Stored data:
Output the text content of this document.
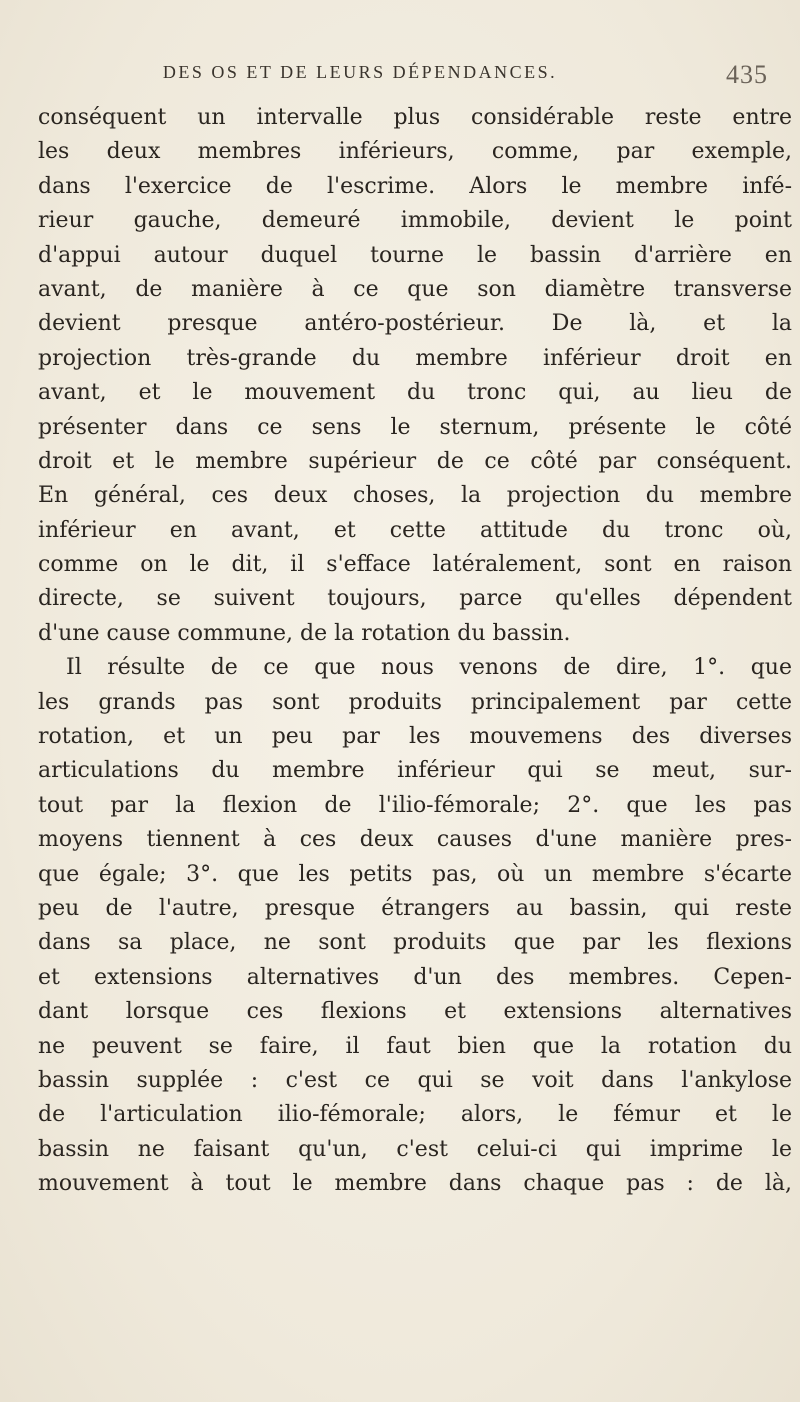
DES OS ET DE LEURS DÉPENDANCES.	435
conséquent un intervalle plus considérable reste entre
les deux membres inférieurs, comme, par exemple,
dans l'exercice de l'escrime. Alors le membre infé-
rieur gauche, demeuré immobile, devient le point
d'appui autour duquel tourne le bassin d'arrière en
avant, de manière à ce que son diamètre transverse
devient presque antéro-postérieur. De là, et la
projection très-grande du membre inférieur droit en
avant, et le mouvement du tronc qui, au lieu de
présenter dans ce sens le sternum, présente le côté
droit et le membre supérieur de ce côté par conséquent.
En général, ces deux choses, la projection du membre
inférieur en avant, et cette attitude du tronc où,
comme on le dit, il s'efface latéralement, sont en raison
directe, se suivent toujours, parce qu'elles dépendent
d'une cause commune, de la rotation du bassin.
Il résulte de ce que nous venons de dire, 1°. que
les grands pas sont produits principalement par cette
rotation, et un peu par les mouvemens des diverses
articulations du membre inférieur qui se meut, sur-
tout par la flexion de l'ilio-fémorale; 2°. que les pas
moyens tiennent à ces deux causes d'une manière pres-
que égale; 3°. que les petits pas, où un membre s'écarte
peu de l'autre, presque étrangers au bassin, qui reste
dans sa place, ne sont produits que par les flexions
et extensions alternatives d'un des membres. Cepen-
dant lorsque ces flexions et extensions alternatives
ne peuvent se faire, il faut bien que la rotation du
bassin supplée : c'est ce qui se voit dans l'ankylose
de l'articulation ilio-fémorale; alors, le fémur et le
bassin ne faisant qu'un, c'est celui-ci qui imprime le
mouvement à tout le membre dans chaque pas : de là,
--
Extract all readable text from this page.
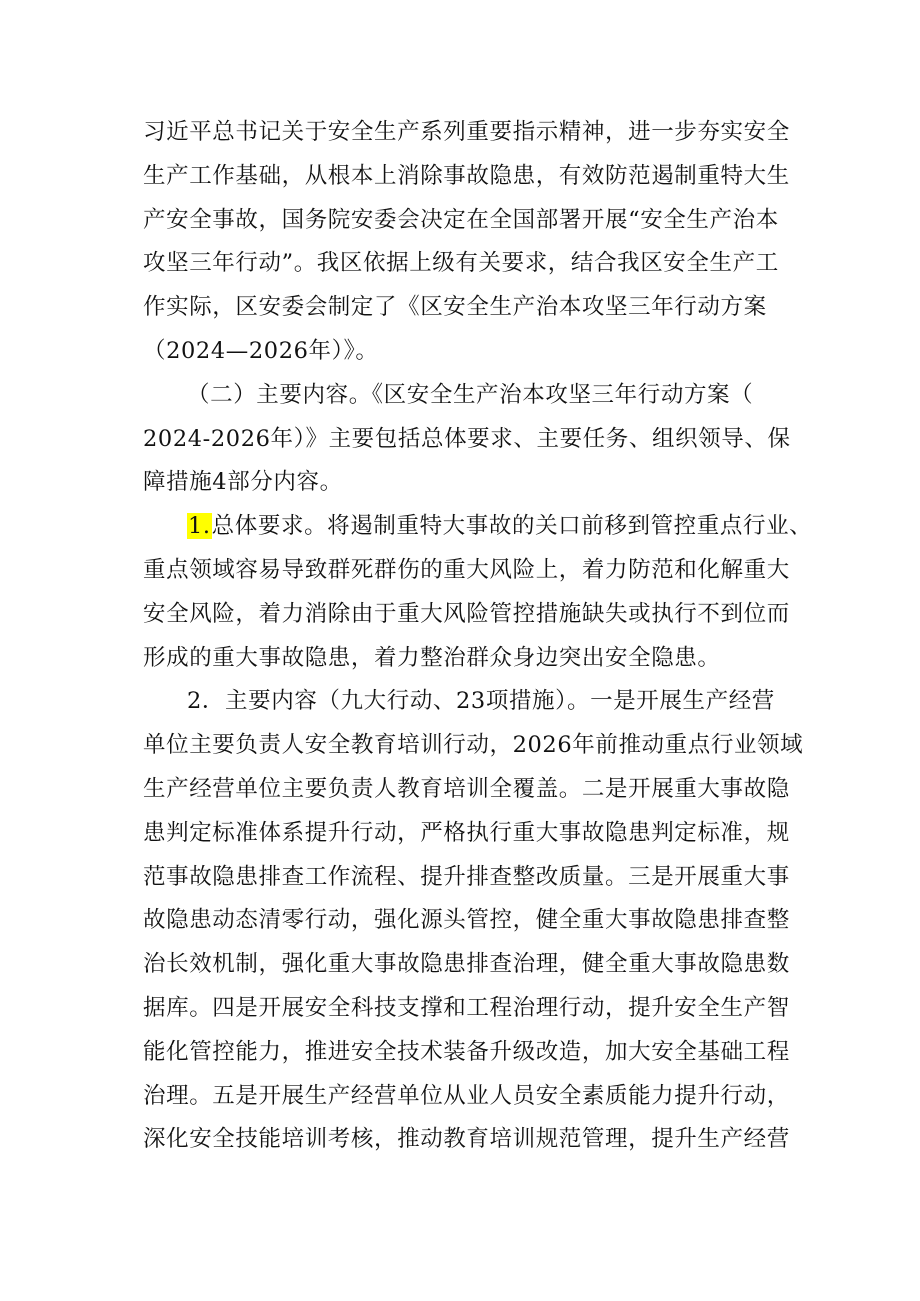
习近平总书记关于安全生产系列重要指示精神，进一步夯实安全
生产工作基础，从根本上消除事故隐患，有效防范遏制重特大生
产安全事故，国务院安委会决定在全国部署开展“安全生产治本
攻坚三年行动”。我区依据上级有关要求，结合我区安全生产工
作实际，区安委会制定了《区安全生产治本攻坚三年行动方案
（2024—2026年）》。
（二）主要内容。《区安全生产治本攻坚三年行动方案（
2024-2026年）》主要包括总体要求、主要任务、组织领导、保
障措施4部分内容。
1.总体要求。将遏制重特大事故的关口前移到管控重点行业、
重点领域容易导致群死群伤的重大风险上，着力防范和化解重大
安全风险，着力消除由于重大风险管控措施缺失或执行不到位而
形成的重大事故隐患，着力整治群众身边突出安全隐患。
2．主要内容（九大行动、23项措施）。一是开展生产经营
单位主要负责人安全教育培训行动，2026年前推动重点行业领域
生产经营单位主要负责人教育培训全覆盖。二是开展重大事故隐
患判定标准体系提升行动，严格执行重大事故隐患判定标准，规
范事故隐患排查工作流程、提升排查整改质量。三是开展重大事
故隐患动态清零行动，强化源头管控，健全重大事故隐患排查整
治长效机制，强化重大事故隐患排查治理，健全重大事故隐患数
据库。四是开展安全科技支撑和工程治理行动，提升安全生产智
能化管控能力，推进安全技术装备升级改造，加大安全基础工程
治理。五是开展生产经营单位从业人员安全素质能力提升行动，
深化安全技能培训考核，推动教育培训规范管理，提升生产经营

Short problem:
Return every line above in which the string "projection" occurs.

Exercise result:
projection très-grande du membre inférieur droit en
En général, ces deux choses, la projection du membre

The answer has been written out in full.